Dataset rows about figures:
--- BEGIN ---
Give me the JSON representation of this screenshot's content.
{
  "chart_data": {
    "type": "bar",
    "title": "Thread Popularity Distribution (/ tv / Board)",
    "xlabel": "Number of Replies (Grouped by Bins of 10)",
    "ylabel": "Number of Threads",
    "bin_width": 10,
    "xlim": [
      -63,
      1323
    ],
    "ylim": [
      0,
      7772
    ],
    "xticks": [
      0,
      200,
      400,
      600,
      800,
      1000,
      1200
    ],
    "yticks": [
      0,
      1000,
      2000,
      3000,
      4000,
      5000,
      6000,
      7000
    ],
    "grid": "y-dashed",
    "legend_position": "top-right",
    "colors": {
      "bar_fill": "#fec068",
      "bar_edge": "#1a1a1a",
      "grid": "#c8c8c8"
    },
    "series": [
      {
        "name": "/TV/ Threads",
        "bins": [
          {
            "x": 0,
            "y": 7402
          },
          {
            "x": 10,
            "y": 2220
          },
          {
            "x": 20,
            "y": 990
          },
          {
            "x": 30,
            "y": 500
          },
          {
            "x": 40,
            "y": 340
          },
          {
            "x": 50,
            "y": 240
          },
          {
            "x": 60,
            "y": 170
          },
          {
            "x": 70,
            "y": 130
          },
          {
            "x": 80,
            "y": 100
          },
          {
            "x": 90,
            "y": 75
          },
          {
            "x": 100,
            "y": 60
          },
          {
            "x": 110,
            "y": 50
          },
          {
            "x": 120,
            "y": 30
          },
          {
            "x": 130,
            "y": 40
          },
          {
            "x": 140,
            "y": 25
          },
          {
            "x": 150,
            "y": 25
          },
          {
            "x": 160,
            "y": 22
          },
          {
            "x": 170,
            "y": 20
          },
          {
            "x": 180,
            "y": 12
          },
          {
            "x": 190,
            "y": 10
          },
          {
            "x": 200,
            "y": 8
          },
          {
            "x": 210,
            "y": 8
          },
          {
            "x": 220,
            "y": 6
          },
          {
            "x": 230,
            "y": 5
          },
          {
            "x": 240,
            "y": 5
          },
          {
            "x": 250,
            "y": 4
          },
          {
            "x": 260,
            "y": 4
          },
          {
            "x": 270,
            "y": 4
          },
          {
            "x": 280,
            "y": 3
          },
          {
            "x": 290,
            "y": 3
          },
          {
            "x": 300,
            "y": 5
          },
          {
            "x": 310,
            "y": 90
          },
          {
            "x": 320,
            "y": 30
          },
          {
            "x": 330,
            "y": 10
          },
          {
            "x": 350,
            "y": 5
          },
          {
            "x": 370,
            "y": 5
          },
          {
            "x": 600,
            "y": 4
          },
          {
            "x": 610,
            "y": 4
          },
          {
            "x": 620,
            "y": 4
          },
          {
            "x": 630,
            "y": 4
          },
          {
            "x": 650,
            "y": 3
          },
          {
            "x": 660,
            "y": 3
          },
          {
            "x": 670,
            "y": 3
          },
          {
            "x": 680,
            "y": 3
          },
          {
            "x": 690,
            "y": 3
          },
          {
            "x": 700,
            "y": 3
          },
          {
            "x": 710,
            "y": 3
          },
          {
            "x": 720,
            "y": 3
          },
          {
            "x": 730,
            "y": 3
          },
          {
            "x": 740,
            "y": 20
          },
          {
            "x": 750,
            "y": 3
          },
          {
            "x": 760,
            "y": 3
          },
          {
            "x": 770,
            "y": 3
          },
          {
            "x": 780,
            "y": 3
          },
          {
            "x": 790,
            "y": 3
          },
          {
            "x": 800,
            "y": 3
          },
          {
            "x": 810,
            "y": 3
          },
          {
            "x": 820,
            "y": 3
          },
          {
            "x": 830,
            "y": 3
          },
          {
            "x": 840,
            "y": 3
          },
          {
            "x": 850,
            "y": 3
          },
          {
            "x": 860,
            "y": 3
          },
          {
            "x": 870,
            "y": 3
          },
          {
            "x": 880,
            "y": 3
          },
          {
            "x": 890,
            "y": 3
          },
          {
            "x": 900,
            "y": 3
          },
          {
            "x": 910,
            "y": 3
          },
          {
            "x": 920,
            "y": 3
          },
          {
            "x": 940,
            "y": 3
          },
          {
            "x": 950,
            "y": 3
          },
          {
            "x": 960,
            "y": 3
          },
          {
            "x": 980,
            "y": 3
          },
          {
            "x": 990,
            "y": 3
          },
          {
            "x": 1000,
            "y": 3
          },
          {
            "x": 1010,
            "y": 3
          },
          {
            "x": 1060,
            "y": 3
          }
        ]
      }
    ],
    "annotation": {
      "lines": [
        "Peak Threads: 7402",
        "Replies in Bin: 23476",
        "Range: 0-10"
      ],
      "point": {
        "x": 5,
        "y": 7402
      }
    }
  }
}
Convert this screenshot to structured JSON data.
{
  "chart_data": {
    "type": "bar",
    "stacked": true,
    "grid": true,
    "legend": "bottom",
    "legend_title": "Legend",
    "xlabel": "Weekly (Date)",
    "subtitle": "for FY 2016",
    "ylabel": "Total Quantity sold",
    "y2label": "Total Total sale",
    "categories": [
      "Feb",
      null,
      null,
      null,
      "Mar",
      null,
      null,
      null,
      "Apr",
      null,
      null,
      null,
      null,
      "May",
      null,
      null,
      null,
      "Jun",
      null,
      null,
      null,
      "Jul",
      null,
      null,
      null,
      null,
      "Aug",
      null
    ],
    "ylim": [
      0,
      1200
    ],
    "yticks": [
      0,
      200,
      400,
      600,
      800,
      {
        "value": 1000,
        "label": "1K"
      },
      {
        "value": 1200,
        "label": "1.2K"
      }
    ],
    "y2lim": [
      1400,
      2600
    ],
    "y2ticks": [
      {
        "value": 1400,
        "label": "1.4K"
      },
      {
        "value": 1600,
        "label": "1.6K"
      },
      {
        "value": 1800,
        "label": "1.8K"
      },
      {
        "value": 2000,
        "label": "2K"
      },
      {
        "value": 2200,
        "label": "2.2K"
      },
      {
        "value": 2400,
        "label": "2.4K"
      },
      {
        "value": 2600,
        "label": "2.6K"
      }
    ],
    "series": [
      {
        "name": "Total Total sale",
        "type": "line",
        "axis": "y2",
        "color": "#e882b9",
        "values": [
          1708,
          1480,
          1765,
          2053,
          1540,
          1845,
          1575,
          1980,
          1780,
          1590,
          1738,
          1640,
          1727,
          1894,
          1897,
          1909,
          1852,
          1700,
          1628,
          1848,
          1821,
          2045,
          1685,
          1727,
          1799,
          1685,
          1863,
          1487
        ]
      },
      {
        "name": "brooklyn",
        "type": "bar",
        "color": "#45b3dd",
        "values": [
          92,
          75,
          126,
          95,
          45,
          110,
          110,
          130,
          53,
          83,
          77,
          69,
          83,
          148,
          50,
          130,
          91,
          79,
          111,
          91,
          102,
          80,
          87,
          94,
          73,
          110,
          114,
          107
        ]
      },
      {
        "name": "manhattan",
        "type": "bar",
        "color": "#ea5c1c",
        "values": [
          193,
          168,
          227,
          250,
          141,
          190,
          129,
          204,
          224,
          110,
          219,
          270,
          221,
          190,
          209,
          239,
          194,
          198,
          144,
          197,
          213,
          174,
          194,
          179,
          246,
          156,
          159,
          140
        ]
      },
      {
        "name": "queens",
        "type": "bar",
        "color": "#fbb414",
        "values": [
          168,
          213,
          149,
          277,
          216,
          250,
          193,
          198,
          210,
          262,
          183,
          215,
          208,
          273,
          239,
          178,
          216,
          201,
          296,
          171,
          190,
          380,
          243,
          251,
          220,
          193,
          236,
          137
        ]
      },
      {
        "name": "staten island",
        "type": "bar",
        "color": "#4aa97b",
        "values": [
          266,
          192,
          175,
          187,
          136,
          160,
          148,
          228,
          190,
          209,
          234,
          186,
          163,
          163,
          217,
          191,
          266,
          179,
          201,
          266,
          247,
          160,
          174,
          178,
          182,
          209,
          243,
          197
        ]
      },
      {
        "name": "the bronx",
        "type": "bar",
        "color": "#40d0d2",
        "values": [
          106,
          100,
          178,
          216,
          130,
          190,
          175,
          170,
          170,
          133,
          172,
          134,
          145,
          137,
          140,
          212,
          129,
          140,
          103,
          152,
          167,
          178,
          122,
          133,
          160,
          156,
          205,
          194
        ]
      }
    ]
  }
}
--- END ---
### What you are asked to do
Pick out and copy the lines of the entries that hold the string "ylabel".

### Correct output
    "ylabel": "Number of Threads",
    "ylabel": "Total Quantity sold",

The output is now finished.